__TASK INSTRUCTIONS__
**a.** Say whether each statement below agrees with the text on AP Rockwood. Answer yes or no for each, and quote the deciding words of the text exactly.
(i) Rockwood was appointed one of three captains of 100 in the first Mormon pioneer company.
(ii) Rockwood was put in charge of constructing the walls of the Nauvoo Temple.
(iii) Wilford Woodruff had Brigham Young and Rockwood ride in his carriage for the last few days of the journey.
**b.** Reproduce the part of the text on AP Rockwood that opens with the words containing "Having been ordained" and closes with "at Winter Quarters.".

AP Rockwood was trusted by Joseph Smith and there are a few surviving stories of AP trying to protect Smith. On one occasion AP received intelligence that an enemy of Smith by the name of John C. Bennett was going to attempt an assassination of the prophet during a drill exercise of the Nauvoo Legion. AP ordered the prophet's body guard to surround him during the entire exercise and the plan was thwarted.

On another occasion, a sheriff from the state of Missouri crossed the Mississippi River into Illinois and kidnapped Joseph Smith in an attempt to return him to Missouri to face charges. AP led a posse that attempted to recover Smith.

During the last days of Joseph Smith's life, Rockwood was one of a select group of trusted brothers who was helping to hide the prophet on an island in the Mississippi River from the mobs that were seeking his life.

==Nauvoo==
After the mob murder of Joseph Smith, Rockwood remained in Nauvoo where he was put in charge of quarrying the stone used to build the Nauvoo Temple. It was a dangerous occupation and wives of some of the men working in the quarry complained to Brigham Young. Rockwood accepted responsibility to care for the family of any man killed in the quarry. He followed through with his promise by taking two women into polygamous marriages after their husbands were killed in the quarry—Angelina Horn and Elvira Teeples Wheeler whose husband Henry Wheeler was killed in the quarry.

Having been ordained a seventy by Joseph Young January 5, 1839, Young was set apart as one of the presidents of the Seventy on December 2, 1845.

==Omaha==
When Illinois mobs drove the Mormons from Nauvoo, AP Rockwood and his wives and children made the trek from Nauvoo to Winter Quarters near present-day Omaha, Nebraska. By virtue of his ecclesiastical position and his relationship to Brigham Young, he served as a leader at Winter Quarters.

When Brigham Young formed the first "pioneer company" to build and map the trail to be followed by Mormon refugees from Winter Quarters to the Valley of the Great Salt Lake, the advance group was divided up into three companies of "100s". AP Rockwood was appointed as one of the three captains of 100 who led the first Mormon Pioneer company West.

==Salt Lake valley==
Rockwood was part of the first group of Mormon pioneers to arrive in the Salt Lake Valley in July 1847. In the party, a few were afflicted with Rocky Mountain spotted fever, including Brigham Young and Rockwood. In order to make them more comfortable, Wilford Woodruff had the two ride in his carriage for the last few days of the journey. Rockwood was in the wagon with Young when Young reportedly made his famous proclamation about the Salt Lake Valley, "This is the right place".

As soon as AP was well enough to ride his horse, he was sent by Brigham Young on a mission to collect tithing from the saints on the East coast to help out the financially destitute church. After fulfilling this mission, AP returned to Winter Quarters where, in 1850, he traveled with his wives and children back out to the Valley of the Great Salt Lake.

__THE DATA__
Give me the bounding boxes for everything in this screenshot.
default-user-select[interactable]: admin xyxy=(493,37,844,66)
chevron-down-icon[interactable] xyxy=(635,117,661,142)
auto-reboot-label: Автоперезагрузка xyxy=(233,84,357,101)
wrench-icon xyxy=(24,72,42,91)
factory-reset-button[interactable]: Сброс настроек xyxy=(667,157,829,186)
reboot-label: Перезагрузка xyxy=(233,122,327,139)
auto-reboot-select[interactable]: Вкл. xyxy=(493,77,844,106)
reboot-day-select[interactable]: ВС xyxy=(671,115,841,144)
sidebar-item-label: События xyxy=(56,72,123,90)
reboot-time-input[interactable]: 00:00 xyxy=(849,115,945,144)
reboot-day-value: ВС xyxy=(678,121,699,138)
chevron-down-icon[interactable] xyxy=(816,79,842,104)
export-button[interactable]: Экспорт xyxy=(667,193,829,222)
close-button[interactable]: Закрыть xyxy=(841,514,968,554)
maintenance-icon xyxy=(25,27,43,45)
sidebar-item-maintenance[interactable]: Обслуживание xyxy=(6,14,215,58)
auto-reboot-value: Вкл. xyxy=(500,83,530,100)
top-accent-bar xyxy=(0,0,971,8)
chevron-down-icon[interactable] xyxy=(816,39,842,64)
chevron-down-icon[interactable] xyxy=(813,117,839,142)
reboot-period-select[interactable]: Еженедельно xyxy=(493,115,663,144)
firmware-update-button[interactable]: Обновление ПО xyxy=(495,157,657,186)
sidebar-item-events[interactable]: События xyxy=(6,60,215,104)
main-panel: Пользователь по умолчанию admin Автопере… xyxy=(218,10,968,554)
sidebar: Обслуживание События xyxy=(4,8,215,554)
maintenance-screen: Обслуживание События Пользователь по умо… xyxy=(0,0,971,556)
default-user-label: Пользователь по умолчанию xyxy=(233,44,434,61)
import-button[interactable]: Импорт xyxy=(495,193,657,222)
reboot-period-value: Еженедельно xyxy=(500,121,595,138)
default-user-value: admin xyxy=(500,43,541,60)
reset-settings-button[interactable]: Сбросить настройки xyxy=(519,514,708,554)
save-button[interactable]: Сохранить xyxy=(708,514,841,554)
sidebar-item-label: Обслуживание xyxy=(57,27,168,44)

__EXERCISE RESULTS__
**a.**
(i) Yes: "AP Rockwood was appointed as one of the three captains of 100 who led the first Mormon Pioneer company West."
(ii) No: "he was put in charge of quarrying the stone used to build the Nauvoo Temple"
(iii) Yes: "Wilford Woodruff had the two ride in his carriage for the last few days of the journey."

**b.**
Having been ordained a seventy by Joseph Young January 5, 1839, Young was set apart as one of the presidents of the Seventy on December 2, 1845.

==Omaha==
When Illinois mobs drove the Mormons from Nauvoo, AP Rockwood and his wives and children made the trek from Nauvoo to Winter Quarters near present-day Omaha, Nebraska. By virtue of his ecclesiastical position and his relationship to Brigham Young, he served as a leader at Winter Quarters.